### [TASK BRIEF]
Copy every line of the records below that holds the word "this".

▬▬▬▬▬▬▬▬▬▬

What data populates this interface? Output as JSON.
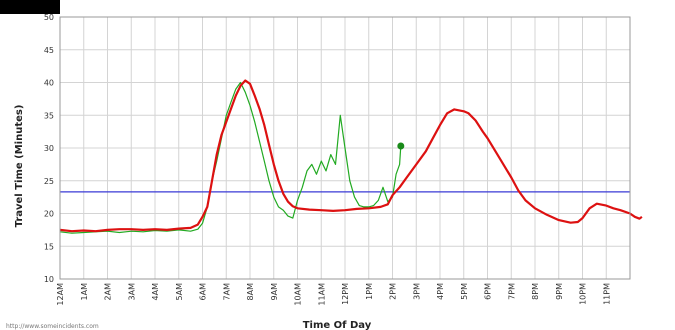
{
  "chart_data": {
    "type": "line",
    "xlabel": "Time Of Day",
    "ylabel": "Travel Time (Minutes)",
    "ylim": [
      10,
      50
    ],
    "y_ticks": [
      10,
      15,
      20,
      25,
      30,
      35,
      40,
      45,
      50
    ],
    "xlim_hours": [
      0,
      24
    ],
    "x_tick_labels": [
      "12AM",
      "1AM",
      "2AM",
      "3AM",
      "4AM",
      "5AM",
      "6AM",
      "7AM",
      "8AM",
      "9AM",
      "10AM",
      "11AM",
      "12PM",
      "1PM",
      "2PM",
      "3PM",
      "4PM",
      "5PM",
      "6PM",
      "7PM",
      "8PM",
      "9PM",
      "10PM",
      "11PM"
    ],
    "grid": true,
    "reference_line": {
      "y": 23.3,
      "color": "#3a3ad6"
    },
    "current_point": {
      "x_hour": 14.35,
      "y": 30.3,
      "color": "#1a8a1a"
    },
    "series": [
      {
        "color": "#dd1111",
        "points": [
          [
            0,
            17.5
          ],
          [
            0.5,
            17.3
          ],
          [
            1,
            17.4
          ],
          [
            1.5,
            17.3
          ],
          [
            2,
            17.5
          ],
          [
            2.5,
            17.6
          ],
          [
            3,
            17.6
          ],
          [
            3.5,
            17.5
          ],
          [
            4,
            17.6
          ],
          [
            4.5,
            17.5
          ],
          [
            5,
            17.7
          ],
          [
            5.5,
            17.8
          ],
          [
            5.8,
            18.3
          ],
          [
            6,
            19.5
          ],
          [
            6.2,
            21
          ],
          [
            6.4,
            25
          ],
          [
            6.6,
            29
          ],
          [
            6.8,
            32
          ],
          [
            7,
            34
          ],
          [
            7.2,
            36
          ],
          [
            7.4,
            38
          ],
          [
            7.6,
            39.5
          ],
          [
            7.8,
            40.3
          ],
          [
            8,
            39.8
          ],
          [
            8.2,
            38
          ],
          [
            8.4,
            36
          ],
          [
            8.6,
            33.5
          ],
          [
            8.8,
            30.5
          ],
          [
            9,
            27.5
          ],
          [
            9.2,
            25
          ],
          [
            9.4,
            23
          ],
          [
            9.6,
            21.8
          ],
          [
            9.8,
            21.1
          ],
          [
            10,
            20.8
          ],
          [
            10.5,
            20.6
          ],
          [
            11,
            20.5
          ],
          [
            11.5,
            20.4
          ],
          [
            12,
            20.5
          ],
          [
            12.5,
            20.7
          ],
          [
            13,
            20.8
          ],
          [
            13.5,
            21
          ],
          [
            13.8,
            21.4
          ],
          [
            14,
            22.8
          ],
          [
            14.3,
            24
          ],
          [
            14.6,
            25.5
          ],
          [
            15,
            27.5
          ],
          [
            15.4,
            29.5
          ],
          [
            15.7,
            31.5
          ],
          [
            16,
            33.5
          ],
          [
            16.3,
            35.3
          ],
          [
            16.6,
            35.9
          ],
          [
            17,
            35.6
          ],
          [
            17.2,
            35.3
          ],
          [
            17.5,
            34.2
          ],
          [
            17.8,
            32.5
          ],
          [
            18,
            31.5
          ],
          [
            18.5,
            28.5
          ],
          [
            19,
            25.5
          ],
          [
            19.3,
            23.5
          ],
          [
            19.6,
            22
          ],
          [
            20,
            20.8
          ],
          [
            20.5,
            19.8
          ],
          [
            21,
            19
          ],
          [
            21.5,
            18.6
          ],
          [
            21.8,
            18.7
          ],
          [
            22,
            19.3
          ],
          [
            22.3,
            20.8
          ],
          [
            22.6,
            21.5
          ],
          [
            23,
            21.2
          ],
          [
            23.3,
            20.8
          ],
          [
            23.6,
            20.5
          ],
          [
            24,
            20
          ],
          [
            24.2,
            19.5
          ],
          [
            24.4,
            19.2
          ],
          [
            24.5,
            19.5
          ]
        ]
      },
      {
        "color": "#22aa22",
        "points": [
          [
            0,
            17.2
          ],
          [
            0.5,
            17
          ],
          [
            1,
            17.1
          ],
          [
            1.5,
            17.2
          ],
          [
            2,
            17.3
          ],
          [
            2.5,
            17.1
          ],
          [
            3,
            17.3
          ],
          [
            3.5,
            17.2
          ],
          [
            4,
            17.4
          ],
          [
            4.5,
            17.3
          ],
          [
            5,
            17.5
          ],
          [
            5.5,
            17.3
          ],
          [
            5.8,
            17.6
          ],
          [
            6,
            18.5
          ],
          [
            6.2,
            21
          ],
          [
            6.4,
            25
          ],
          [
            6.6,
            28
          ],
          [
            6.8,
            31.5
          ],
          [
            7,
            35
          ],
          [
            7.2,
            37
          ],
          [
            7.4,
            39
          ],
          [
            7.6,
            40
          ],
          [
            7.8,
            38.5
          ],
          [
            8,
            36.5
          ],
          [
            8.2,
            34
          ],
          [
            8.4,
            31
          ],
          [
            8.6,
            28
          ],
          [
            8.8,
            25
          ],
          [
            9,
            22.5
          ],
          [
            9.2,
            21
          ],
          [
            9.4,
            20.5
          ],
          [
            9.6,
            19.6
          ],
          [
            9.8,
            19.3
          ],
          [
            10,
            22
          ],
          [
            10.2,
            24
          ],
          [
            10.4,
            26.5
          ],
          [
            10.6,
            27.5
          ],
          [
            10.8,
            26
          ],
          [
            11,
            28
          ],
          [
            11.2,
            26.5
          ],
          [
            11.4,
            29
          ],
          [
            11.6,
            27.5
          ],
          [
            11.8,
            35
          ],
          [
            12,
            30
          ],
          [
            12.2,
            25
          ],
          [
            12.4,
            22.5
          ],
          [
            12.6,
            21.2
          ],
          [
            12.8,
            21
          ],
          [
            13,
            21
          ],
          [
            13.2,
            21.2
          ],
          [
            13.4,
            22
          ],
          [
            13.6,
            24
          ],
          [
            13.8,
            21.8
          ],
          [
            14,
            22.5
          ],
          [
            14.15,
            26
          ],
          [
            14.3,
            27.5
          ],
          [
            14.35,
            30.3
          ]
        ]
      }
    ]
  },
  "watermark": "http://www.someincidents.com"
}
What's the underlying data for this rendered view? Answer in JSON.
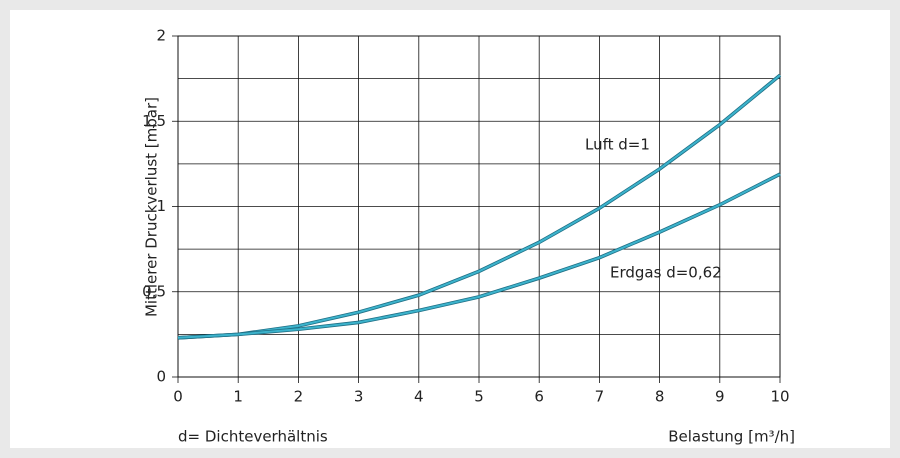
{
  "chart_data": {
    "type": "line",
    "ylabel": "Mittlerer Druckverlust [mbar]",
    "xlabel": "Belastung [m³/h]",
    "footnote": "d= Dichteverhältnis",
    "x": [
      0,
      1,
      2,
      3,
      4,
      5,
      6,
      7,
      8,
      9,
      10
    ],
    "series": [
      {
        "name": "Luft d=1",
        "color": "#3cb3cc",
        "values": [
          0.23,
          0.25,
          0.3,
          0.38,
          0.48,
          0.62,
          0.79,
          0.99,
          1.22,
          1.48,
          1.77
        ]
      },
      {
        "name": "Erdgas d=0,62",
        "color": "#3cb3cc",
        "values": [
          0.23,
          0.25,
          0.28,
          0.32,
          0.39,
          0.47,
          0.58,
          0.7,
          0.85,
          1.01,
          1.19
        ]
      }
    ],
    "xlim": [
      0,
      10
    ],
    "xticks": [
      0,
      1,
      2,
      3,
      4,
      5,
      6,
      7,
      8,
      9,
      10
    ],
    "ylim": [
      0,
      2
    ],
    "yticks": [
      0,
      {
        "value": 0.5,
        "label": "0,5"
      },
      1,
      {
        "value": 1.5,
        "label": "1,5"
      },
      2
    ],
    "yminor": [
      0.25,
      0.75,
      1.25,
      1.75
    ],
    "grid": true
  }
}
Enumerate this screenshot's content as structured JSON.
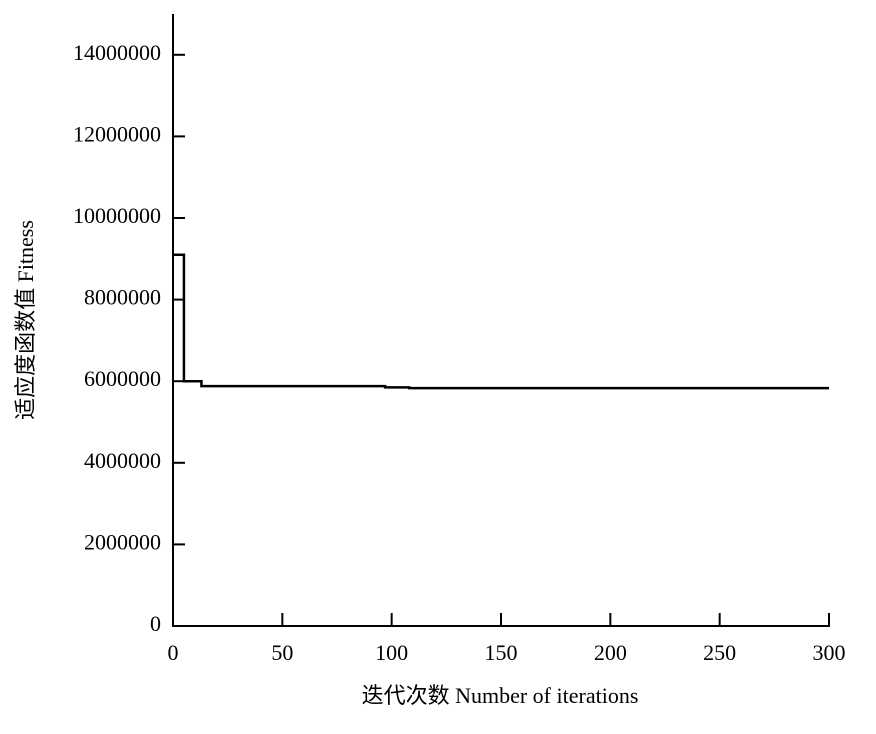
{
  "chart_data": {
    "type": "line",
    "x_label": "迭代次数 Number of iterations",
    "y_label": "适应度函数值 Fitness",
    "x": [
      0,
      5,
      5,
      13,
      13,
      97,
      97,
      108,
      108,
      300
    ],
    "series": [
      {
        "color": "#000000",
        "values": [
          9100000,
          9100000,
          6000000,
          6000000,
          5880000,
          5880000,
          5850000,
          5850000,
          5830000,
          5830000
        ]
      }
    ],
    "xlim": [
      0,
      300
    ],
    "xticks": [
      0,
      50,
      100,
      150,
      200,
      250,
      300
    ],
    "ylim": [
      0,
      15000000
    ],
    "yticks": [
      0,
      2000000,
      4000000,
      6000000,
      8000000,
      10000000,
      12000000,
      14000000
    ],
    "grid": false
  }
}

▬▬▬▬▬▬▬▬▬▬

### [EXPECTED ANSWER]
What data populates this interface? Output as JSON.
What's the underlying data for this rendered view? Answer in JSON.
Enumerate this screenshot's content as structured JSON.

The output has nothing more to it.